■ EXERCISE INPUTS
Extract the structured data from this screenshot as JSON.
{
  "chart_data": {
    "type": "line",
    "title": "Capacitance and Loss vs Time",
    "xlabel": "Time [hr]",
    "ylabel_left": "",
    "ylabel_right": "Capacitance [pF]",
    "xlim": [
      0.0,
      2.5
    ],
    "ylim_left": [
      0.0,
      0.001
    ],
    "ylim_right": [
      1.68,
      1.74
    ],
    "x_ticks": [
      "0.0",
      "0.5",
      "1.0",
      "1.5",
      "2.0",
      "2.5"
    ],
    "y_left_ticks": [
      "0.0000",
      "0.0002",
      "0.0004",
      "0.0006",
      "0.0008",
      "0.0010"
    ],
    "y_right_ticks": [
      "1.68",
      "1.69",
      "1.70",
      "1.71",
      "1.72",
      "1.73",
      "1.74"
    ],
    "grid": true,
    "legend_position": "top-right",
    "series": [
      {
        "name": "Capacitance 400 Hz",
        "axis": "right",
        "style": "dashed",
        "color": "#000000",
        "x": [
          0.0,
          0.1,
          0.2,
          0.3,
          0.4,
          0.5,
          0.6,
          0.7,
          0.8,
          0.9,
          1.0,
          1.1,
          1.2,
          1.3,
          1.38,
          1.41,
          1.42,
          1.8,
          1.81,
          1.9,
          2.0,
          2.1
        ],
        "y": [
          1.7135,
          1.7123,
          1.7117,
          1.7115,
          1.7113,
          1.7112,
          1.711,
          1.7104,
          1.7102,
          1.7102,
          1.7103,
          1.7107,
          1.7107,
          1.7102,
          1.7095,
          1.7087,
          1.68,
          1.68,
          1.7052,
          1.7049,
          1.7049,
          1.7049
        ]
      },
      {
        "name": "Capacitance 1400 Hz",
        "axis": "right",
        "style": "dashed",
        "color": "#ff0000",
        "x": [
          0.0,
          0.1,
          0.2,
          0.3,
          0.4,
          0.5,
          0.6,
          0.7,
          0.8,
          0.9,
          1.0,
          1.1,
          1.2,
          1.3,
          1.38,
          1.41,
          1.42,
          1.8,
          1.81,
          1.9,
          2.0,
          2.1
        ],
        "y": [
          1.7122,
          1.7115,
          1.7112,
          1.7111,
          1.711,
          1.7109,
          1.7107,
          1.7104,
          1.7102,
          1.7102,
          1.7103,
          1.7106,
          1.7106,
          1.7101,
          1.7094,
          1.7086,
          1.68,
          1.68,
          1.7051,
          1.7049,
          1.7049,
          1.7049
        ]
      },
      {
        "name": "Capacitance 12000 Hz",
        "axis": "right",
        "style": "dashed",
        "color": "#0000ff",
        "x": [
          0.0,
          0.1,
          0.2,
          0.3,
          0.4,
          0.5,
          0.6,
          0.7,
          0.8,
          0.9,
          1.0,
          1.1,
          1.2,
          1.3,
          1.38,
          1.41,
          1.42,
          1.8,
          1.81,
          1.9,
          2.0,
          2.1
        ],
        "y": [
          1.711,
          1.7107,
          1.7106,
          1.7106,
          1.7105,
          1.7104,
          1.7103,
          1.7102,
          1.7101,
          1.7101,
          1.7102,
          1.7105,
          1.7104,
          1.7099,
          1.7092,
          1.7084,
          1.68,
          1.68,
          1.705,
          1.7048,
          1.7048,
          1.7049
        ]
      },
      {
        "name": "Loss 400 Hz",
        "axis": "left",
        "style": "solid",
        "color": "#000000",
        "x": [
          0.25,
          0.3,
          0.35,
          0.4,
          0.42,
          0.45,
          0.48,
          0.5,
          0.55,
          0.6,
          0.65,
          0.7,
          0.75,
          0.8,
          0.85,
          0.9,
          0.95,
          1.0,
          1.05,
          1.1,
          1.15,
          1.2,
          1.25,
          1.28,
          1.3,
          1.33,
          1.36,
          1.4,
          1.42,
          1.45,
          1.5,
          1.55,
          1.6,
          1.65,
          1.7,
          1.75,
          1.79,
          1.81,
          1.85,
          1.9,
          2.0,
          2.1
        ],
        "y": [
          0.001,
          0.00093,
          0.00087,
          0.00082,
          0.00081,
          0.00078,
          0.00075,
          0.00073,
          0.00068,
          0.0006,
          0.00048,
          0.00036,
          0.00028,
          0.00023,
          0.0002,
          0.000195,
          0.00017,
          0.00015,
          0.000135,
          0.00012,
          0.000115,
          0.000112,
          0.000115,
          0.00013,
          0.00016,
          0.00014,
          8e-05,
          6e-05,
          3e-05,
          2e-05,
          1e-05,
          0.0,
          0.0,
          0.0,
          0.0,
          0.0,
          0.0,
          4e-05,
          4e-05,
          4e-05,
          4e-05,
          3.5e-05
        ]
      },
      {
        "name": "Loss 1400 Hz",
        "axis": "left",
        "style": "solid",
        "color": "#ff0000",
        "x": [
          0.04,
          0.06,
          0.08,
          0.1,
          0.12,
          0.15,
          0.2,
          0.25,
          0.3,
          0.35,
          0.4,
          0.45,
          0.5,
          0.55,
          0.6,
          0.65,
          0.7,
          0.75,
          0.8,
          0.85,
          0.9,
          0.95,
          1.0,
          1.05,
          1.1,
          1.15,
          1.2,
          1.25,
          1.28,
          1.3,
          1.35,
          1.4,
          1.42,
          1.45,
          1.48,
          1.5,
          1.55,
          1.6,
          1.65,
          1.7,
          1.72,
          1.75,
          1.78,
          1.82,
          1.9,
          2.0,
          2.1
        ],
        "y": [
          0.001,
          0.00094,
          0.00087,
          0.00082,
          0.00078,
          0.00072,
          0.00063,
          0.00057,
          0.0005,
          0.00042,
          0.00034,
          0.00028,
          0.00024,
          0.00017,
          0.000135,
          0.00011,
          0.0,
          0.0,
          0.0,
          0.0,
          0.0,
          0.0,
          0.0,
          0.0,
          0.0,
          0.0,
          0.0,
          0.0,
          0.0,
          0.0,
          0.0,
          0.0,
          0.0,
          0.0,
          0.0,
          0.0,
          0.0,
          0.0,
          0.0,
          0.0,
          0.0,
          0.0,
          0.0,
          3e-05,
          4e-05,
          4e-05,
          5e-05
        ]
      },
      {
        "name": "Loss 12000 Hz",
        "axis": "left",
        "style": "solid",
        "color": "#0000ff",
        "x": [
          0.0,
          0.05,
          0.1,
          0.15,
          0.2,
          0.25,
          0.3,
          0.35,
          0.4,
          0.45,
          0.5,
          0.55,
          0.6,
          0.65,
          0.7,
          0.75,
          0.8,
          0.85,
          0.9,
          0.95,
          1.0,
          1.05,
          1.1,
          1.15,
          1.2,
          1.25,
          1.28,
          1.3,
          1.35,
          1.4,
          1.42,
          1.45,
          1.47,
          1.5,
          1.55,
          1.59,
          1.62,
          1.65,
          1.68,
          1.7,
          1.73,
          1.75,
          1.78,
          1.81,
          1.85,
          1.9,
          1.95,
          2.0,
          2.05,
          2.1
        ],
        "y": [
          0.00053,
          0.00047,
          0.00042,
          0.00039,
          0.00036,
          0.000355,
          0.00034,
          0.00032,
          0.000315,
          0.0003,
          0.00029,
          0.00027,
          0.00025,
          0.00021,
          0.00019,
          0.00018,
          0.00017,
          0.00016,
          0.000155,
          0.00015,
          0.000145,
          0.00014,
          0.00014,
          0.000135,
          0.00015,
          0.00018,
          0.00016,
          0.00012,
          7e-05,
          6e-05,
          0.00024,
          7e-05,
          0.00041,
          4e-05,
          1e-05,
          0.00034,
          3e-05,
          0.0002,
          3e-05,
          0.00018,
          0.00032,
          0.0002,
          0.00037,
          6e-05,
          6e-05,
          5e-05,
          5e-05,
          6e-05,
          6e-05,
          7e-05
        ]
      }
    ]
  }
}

■ WHAT YOU ARE ASKED TO DO
Faithfully transcribe the whole of the data.

■ EXERCISE OUTPUT
Extract the structured data from this screenshot as JSON.
{
  "chart_data": {
    "type": "line",
    "title": "Capacitance and Loss vs Time",
    "xlabel": "Time [hr]",
    "ylabel_left": "",
    "ylabel_right": "Capacitance [pF]",
    "xlim": [
      0.0,
      2.5
    ],
    "ylim_left": [
      0.0,
      0.001
    ],
    "ylim_right": [
      1.68,
      1.74
    ],
    "x_ticks": [
      "0.0",
      "0.5",
      "1.0",
      "1.5",
      "2.0",
      "2.5"
    ],
    "y_left_ticks": [
      "0.0000",
      "0.0002",
      "0.0004",
      "0.0006",
      "0.0008",
      "0.0010"
    ],
    "y_right_ticks": [
      "1.68",
      "1.69",
      "1.70",
      "1.71",
      "1.72",
      "1.73",
      "1.74"
    ],
    "grid": true,
    "legend_position": "top-right",
    "series": [
      {
        "name": "Capacitance 400 Hz",
        "axis": "right",
        "style": "dashed",
        "color": "#000000",
        "x": [
          0.0,
          0.1,
          0.2,
          0.3,
          0.4,
          0.5,
          0.6,
          0.7,
          0.8,
          0.9,
          1.0,
          1.1,
          1.2,
          1.3,
          1.38,
          1.41,
          1.42,
          1.8,
          1.81,
          1.9,
          2.0,
          2.1
        ],
        "y": [
          1.7135,
          1.7123,
          1.7117,
          1.7115,
          1.7113,
          1.7112,
          1.711,
          1.7104,
          1.7102,
          1.7102,
          1.7103,
          1.7107,
          1.7107,
          1.7102,
          1.7095,
          1.7087,
          1.68,
          1.68,
          1.7052,
          1.7049,
          1.7049,
          1.7049
        ]
      },
      {
        "name": "Capacitance 1400 Hz",
        "axis": "right",
        "style": "dashed",
        "color": "#ff0000",
        "x": [
          0.0,
          0.1,
          0.2,
          0.3,
          0.4,
          0.5,
          0.6,
          0.7,
          0.8,
          0.9,
          1.0,
          1.1,
          1.2,
          1.3,
          1.38,
          1.41,
          1.42,
          1.8,
          1.81,
          1.9,
          2.0,
          2.1
        ],
        "y": [
          1.7122,
          1.7115,
          1.7112,
          1.7111,
          1.711,
          1.7109,
          1.7107,
          1.7104,
          1.7102,
          1.7102,
          1.7103,
          1.7106,
          1.7106,
          1.7101,
          1.7094,
          1.7086,
          1.68,
          1.68,
          1.7051,
          1.7049,
          1.7049,
          1.7049
        ]
      },
      {
        "name": "Capacitance 12000 Hz",
        "axis": "right",
        "style": "dashed",
        "color": "#0000ff",
        "x": [
          0.0,
          0.1,
          0.2,
          0.3,
          0.4,
          0.5,
          0.6,
          0.7,
          0.8,
          0.9,
          1.0,
          1.1,
          1.2,
          1.3,
          1.38,
          1.41,
          1.42,
          1.8,
          1.81,
          1.9,
          2.0,
          2.1
        ],
        "y": [
          1.711,
          1.7107,
          1.7106,
          1.7106,
          1.7105,
          1.7104,
          1.7103,
          1.7102,
          1.7101,
          1.7101,
          1.7102,
          1.7105,
          1.7104,
          1.7099,
          1.7092,
          1.7084,
          1.68,
          1.68,
          1.705,
          1.7048,
          1.7048,
          1.7049
        ]
      },
      {
        "name": "Loss 400 Hz",
        "axis": "left",
        "style": "solid",
        "color": "#000000",
        "x": [
          0.25,
          0.3,
          0.35,
          0.4,
          0.42,
          0.45,
          0.48,
          0.5,
          0.55,
          0.6,
          0.65,
          0.7,
          0.75,
          0.8,
          0.85,
          0.9,
          0.95,
          1.0,
          1.05,
          1.1,
          1.15,
          1.2,
          1.25,
          1.28,
          1.3,
          1.33,
          1.36,
          1.4,
          1.42,
          1.45,
          1.5,
          1.55,
          1.6,
          1.65,
          1.7,
          1.75,
          1.79,
          1.81,
          1.85,
          1.9,
          2.0,
          2.1
        ],
        "y": [
          0.001,
          0.00093,
          0.00087,
          0.00082,
          0.00081,
          0.00078,
          0.00075,
          0.00073,
          0.00068,
          0.0006,
          0.00048,
          0.00036,
          0.00028,
          0.00023,
          0.0002,
          0.000195,
          0.00017,
          0.00015,
          0.000135,
          0.00012,
          0.000115,
          0.000112,
          0.000115,
          0.00013,
          0.00016,
          0.00014,
          8e-05,
          6e-05,
          3e-05,
          2e-05,
          1e-05,
          0.0,
          0.0,
          0.0,
          0.0,
          0.0,
          0.0,
          4e-05,
          4e-05,
          4e-05,
          4e-05,
          3.5e-05
        ]
      },
      {
        "name": "Loss 1400 Hz",
        "axis": "left",
        "style": "solid",
        "color": "#ff0000",
        "x": [
          0.04,
          0.06,
          0.08,
          0.1,
          0.12,
          0.15,
          0.2,
          0.25,
          0.3,
          0.35,
          0.4,
          0.45,
          0.5,
          0.55,
          0.6,
          0.65,
          0.7,
          0.75,
          0.8,
          0.85,
          0.9,
          0.95,
          1.0,
          1.05,
          1.1,
          1.15,
          1.2,
          1.25,
          1.28,
          1.3,
          1.35,
          1.4,
          1.42,
          1.45,
          1.48,
          1.5,
          1.55,
          1.6,
          1.65,
          1.7,
          1.72,
          1.75,
          1.78,
          1.82,
          1.9,
          2.0,
          2.1
        ],
        "y": [
          0.001,
          0.00094,
          0.00087,
          0.00082,
          0.00078,
          0.00072,
          0.00063,
          0.00057,
          0.0005,
          0.00042,
          0.00034,
          0.00028,
          0.00024,
          0.00017,
          0.000135,
          0.00011,
          0.0,
          0.0,
          0.0,
          0.0,
          0.0,
          0.0,
          0.0,
          0.0,
          0.0,
          0.0,
          0.0,
          0.0,
          0.0,
          0.0,
          0.0,
          0.0,
          0.0,
          0.0,
          0.0,
          0.0,
          0.0,
          0.0,
          0.0,
          0.0,
          0.0,
          0.0,
          0.0,
          3e-05,
          4e-05,
          4e-05,
          5e-05
        ]
      },
      {
        "name": "Loss 12000 Hz",
        "axis": "left",
        "style": "solid",
        "color": "#0000ff",
        "x": [
          0.0,
          0.05,
          0.1,
          0.15,
          0.2,
          0.25,
          0.3,
          0.35,
          0.4,
          0.45,
          0.5,
          0.55,
          0.6,
          0.65,
          0.7,
          0.75,
          0.8,
          0.85,
          0.9,
          0.95,
          1.0,
          1.05,
          1.1,
          1.15,
          1.2,
          1.25,
          1.28,
          1.3,
          1.35,
          1.4,
          1.42,
          1.45,
          1.47,
          1.5,
          1.55,
          1.59,
          1.62,
          1.65,
          1.68,
          1.7,
          1.73,
          1.75,
          1.78,
          1.81,
          1.85,
          1.9,
          1.95,
          2.0,
          2.05,
          2.1
        ],
        "y": [
          0.00053,
          0.00047,
          0.00042,
          0.00039,
          0.00036,
          0.000355,
          0.00034,
          0.00032,
          0.000315,
          0.0003,
          0.00029,
          0.00027,
          0.00025,
          0.00021,
          0.00019,
          0.00018,
          0.00017,
          0.00016,
          0.000155,
          0.00015,
          0.000145,
          0.00014,
          0.00014,
          0.000135,
          0.00015,
          0.00018,
          0.00016,
          0.00012,
          7e-05,
          6e-05,
          0.00024,
          7e-05,
          0.00041,
          4e-05,
          1e-05,
          0.00034,
          3e-05,
          0.0002,
          3e-05,
          0.00018,
          0.00032,
          0.0002,
          0.00037,
          6e-05,
          6e-05,
          5e-05,
          5e-05,
          6e-05,
          6e-05,
          7e-05
        ]
      }
    ]
  }
}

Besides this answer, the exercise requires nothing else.